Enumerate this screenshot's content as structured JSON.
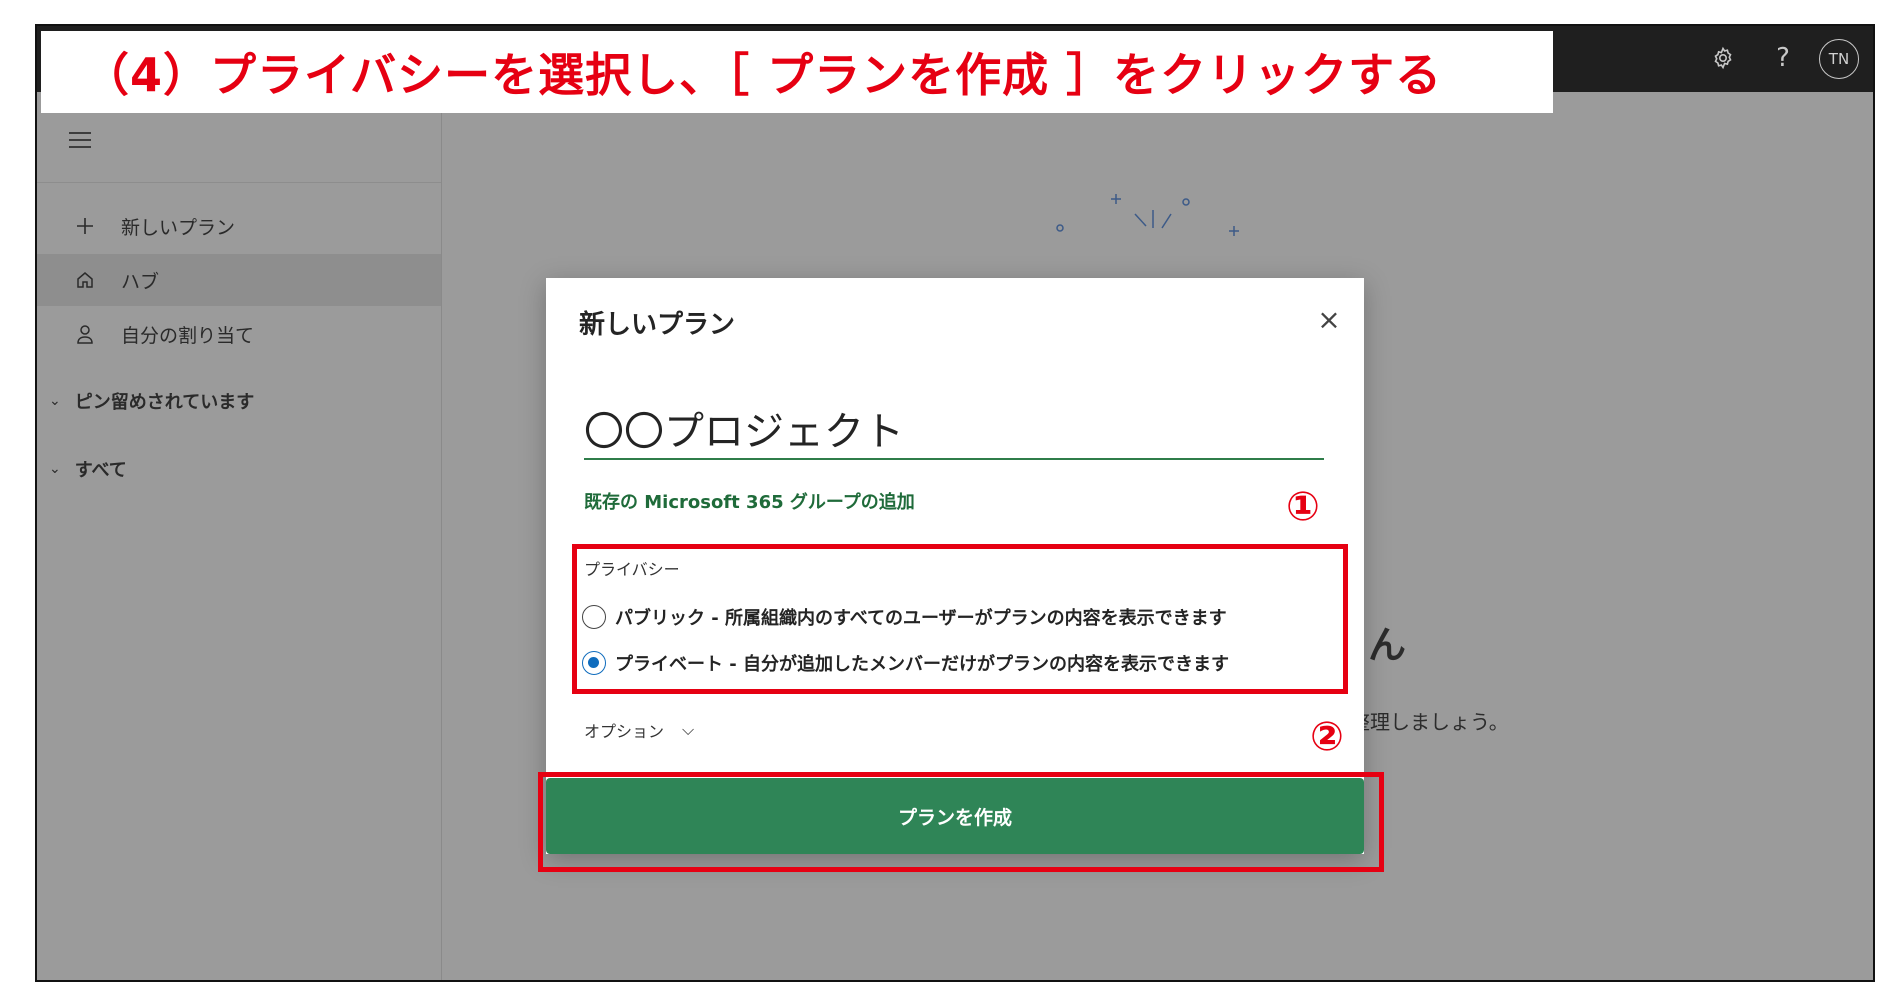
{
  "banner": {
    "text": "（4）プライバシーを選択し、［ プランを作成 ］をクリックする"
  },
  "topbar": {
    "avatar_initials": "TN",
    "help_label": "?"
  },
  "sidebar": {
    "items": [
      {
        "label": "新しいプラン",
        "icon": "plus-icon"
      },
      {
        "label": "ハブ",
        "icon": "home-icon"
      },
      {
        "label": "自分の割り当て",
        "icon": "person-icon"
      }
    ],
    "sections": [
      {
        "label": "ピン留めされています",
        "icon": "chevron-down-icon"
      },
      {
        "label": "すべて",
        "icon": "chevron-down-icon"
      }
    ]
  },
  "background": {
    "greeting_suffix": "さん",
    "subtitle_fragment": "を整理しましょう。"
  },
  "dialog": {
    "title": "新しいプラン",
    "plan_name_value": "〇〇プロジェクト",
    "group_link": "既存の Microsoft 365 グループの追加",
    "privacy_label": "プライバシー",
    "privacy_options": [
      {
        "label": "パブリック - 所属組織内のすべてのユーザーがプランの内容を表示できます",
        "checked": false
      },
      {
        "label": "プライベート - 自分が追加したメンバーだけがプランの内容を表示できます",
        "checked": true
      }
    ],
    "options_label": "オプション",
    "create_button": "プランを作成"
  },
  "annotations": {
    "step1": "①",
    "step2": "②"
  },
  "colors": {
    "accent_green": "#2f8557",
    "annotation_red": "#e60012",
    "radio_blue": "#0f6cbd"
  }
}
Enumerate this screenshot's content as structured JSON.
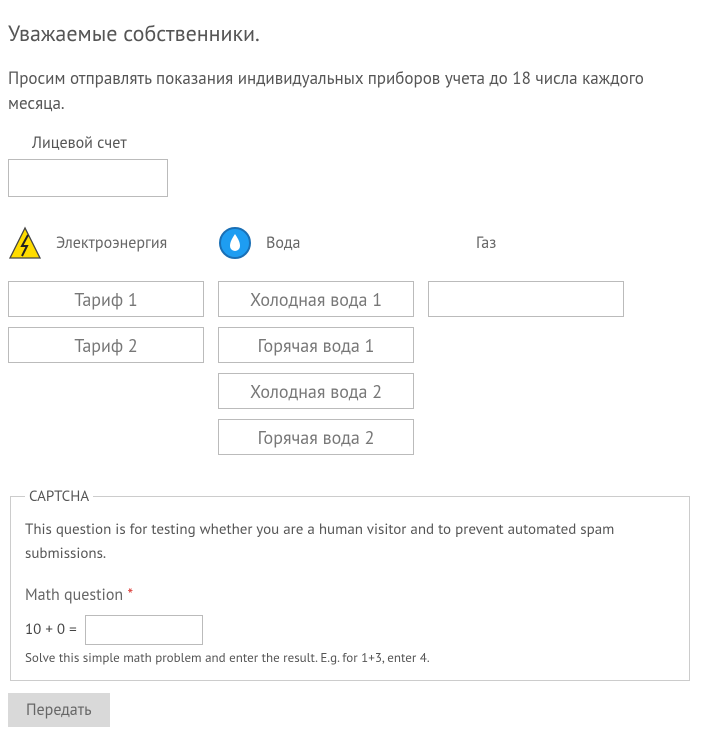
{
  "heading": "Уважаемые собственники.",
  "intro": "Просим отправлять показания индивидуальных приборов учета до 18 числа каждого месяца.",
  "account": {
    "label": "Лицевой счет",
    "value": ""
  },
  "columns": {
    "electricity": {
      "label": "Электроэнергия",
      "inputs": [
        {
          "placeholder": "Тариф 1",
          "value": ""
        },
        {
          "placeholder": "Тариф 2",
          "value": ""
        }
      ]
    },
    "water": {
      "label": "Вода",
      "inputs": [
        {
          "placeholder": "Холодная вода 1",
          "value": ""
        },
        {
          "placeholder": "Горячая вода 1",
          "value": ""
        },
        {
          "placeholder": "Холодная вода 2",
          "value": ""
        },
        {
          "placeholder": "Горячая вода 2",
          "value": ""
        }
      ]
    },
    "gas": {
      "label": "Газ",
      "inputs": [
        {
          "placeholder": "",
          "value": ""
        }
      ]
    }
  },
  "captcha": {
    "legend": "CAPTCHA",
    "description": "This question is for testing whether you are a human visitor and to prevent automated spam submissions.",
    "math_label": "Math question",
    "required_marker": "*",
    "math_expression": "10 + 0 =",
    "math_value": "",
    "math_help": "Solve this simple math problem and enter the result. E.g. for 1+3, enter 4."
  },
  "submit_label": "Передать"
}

---

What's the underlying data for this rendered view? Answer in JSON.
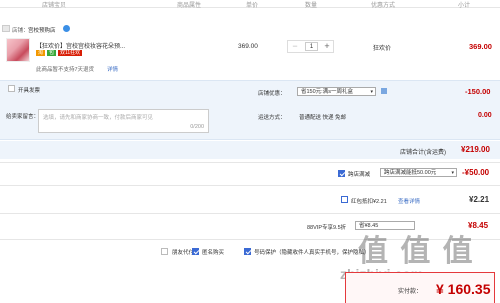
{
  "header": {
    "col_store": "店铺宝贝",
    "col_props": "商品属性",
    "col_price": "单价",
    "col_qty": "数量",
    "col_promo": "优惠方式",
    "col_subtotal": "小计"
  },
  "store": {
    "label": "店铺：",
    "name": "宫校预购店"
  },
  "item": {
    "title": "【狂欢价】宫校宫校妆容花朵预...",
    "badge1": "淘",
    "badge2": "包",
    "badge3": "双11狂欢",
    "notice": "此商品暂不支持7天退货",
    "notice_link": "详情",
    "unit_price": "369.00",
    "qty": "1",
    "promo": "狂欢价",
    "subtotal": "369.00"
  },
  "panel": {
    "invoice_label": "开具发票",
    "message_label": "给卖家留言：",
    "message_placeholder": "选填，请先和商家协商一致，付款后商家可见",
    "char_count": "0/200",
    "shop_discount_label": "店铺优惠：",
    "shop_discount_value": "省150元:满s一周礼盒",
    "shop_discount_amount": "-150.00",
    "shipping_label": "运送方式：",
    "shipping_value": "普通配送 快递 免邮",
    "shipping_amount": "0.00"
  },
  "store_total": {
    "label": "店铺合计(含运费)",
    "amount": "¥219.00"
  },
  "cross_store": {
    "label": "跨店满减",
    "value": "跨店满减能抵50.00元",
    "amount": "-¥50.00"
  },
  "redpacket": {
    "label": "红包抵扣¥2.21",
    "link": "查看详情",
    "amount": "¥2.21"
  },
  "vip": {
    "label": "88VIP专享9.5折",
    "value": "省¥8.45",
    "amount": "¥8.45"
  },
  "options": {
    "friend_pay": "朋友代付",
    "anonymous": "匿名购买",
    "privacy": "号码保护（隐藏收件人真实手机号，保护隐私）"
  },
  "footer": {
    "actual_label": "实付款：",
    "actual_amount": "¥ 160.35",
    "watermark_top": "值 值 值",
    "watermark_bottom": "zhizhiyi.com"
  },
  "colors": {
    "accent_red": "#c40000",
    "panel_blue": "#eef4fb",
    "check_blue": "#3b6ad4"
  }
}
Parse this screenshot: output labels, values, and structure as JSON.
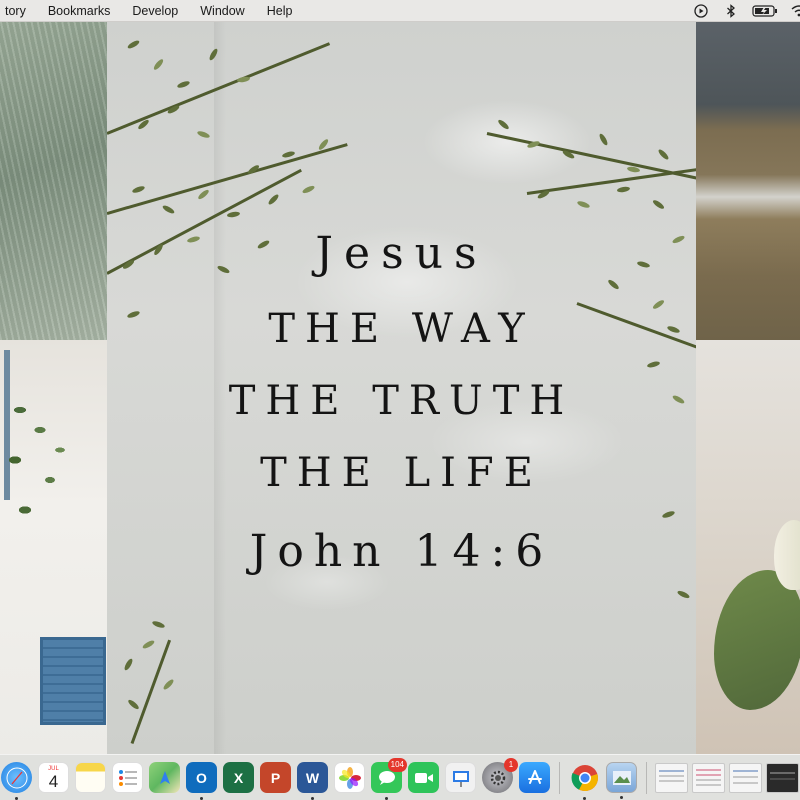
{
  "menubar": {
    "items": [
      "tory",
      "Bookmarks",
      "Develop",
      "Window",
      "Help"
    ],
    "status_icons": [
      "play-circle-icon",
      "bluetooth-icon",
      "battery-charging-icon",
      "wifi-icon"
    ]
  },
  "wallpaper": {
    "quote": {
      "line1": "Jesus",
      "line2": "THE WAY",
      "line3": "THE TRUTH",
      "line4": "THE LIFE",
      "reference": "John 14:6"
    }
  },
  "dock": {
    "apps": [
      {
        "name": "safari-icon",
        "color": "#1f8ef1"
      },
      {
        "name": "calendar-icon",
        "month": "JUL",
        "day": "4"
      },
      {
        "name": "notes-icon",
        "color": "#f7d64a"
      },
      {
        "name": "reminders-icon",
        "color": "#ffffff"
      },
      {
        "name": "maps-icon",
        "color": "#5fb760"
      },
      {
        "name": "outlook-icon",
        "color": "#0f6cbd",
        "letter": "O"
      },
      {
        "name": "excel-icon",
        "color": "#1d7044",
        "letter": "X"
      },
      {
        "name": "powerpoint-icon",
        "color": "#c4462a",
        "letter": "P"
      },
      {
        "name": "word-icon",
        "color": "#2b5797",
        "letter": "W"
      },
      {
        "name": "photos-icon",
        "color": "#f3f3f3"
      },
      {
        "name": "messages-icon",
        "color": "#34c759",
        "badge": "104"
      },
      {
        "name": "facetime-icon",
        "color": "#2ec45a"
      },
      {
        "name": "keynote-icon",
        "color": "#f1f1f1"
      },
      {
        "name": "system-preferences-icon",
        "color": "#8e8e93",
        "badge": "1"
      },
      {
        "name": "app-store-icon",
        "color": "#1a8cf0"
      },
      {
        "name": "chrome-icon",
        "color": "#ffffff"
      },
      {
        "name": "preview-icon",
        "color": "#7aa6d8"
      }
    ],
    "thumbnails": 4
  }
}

==

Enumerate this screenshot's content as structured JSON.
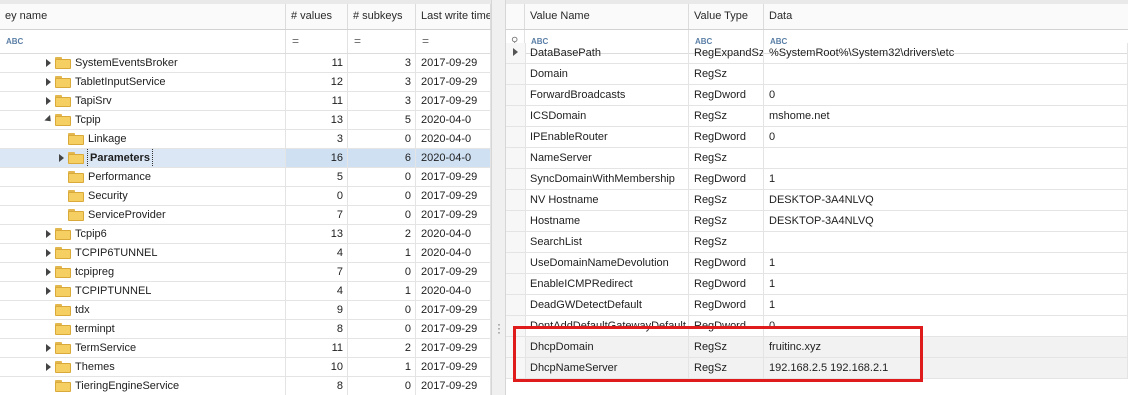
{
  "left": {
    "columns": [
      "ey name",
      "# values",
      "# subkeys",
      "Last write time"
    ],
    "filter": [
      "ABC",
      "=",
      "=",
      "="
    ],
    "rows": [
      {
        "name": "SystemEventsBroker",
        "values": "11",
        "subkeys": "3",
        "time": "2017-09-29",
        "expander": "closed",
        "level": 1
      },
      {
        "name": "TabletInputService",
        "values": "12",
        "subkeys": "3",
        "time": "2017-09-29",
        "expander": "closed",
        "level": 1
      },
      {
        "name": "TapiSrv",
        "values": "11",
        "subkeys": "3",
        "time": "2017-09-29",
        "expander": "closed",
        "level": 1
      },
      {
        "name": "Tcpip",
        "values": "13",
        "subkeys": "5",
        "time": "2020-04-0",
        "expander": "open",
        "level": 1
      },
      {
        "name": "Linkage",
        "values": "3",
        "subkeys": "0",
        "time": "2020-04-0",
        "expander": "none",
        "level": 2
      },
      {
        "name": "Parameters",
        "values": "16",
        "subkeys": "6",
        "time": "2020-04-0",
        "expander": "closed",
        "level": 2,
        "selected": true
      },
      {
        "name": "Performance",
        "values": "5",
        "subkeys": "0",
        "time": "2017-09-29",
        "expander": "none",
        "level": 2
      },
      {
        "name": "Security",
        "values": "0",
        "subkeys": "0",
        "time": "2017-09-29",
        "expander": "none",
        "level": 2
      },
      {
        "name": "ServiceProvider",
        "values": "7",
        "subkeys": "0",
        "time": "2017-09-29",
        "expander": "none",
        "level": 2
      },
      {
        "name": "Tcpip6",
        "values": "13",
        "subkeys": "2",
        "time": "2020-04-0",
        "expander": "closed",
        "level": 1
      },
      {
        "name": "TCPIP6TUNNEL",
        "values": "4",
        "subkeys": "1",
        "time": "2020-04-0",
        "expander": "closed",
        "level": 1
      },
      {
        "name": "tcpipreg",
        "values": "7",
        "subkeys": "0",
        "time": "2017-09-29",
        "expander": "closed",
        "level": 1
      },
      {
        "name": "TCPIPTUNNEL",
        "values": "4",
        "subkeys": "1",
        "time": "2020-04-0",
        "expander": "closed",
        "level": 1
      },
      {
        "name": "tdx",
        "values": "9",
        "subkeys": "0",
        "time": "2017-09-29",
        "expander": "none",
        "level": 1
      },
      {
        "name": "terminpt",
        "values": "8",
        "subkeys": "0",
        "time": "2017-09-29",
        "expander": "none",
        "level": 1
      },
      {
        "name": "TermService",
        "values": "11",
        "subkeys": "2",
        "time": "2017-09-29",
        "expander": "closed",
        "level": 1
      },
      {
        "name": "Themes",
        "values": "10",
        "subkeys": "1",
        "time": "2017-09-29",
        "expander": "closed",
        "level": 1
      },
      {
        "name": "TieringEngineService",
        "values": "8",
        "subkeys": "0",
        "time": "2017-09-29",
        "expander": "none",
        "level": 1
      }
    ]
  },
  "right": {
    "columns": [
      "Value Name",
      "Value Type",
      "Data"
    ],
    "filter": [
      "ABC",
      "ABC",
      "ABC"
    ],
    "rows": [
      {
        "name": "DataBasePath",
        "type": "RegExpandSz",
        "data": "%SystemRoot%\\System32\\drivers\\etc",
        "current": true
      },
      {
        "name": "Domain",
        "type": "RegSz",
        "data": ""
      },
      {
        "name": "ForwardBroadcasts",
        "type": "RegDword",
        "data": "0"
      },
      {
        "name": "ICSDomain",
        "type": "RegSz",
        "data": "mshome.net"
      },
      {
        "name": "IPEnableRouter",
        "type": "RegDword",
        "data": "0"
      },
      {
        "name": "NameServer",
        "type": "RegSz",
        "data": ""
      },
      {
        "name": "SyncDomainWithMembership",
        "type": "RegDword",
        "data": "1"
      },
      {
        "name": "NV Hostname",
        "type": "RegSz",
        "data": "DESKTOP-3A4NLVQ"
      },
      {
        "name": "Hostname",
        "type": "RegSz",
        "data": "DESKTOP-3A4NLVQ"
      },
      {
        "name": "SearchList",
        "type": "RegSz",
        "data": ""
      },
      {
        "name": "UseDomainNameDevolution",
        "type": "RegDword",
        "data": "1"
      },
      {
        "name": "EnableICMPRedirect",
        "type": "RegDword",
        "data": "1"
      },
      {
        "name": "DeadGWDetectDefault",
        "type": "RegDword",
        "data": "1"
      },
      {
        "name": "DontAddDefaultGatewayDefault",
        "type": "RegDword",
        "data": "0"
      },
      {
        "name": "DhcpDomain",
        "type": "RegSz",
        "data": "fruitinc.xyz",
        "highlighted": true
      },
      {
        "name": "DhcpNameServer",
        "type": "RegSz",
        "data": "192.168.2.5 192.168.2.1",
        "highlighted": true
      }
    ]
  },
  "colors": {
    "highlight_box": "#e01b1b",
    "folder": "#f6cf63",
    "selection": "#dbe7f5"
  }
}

What is asked: Determine how many lines above contain "Горячая" as a word or string. Give the number alone.

Solution for this exercise: 2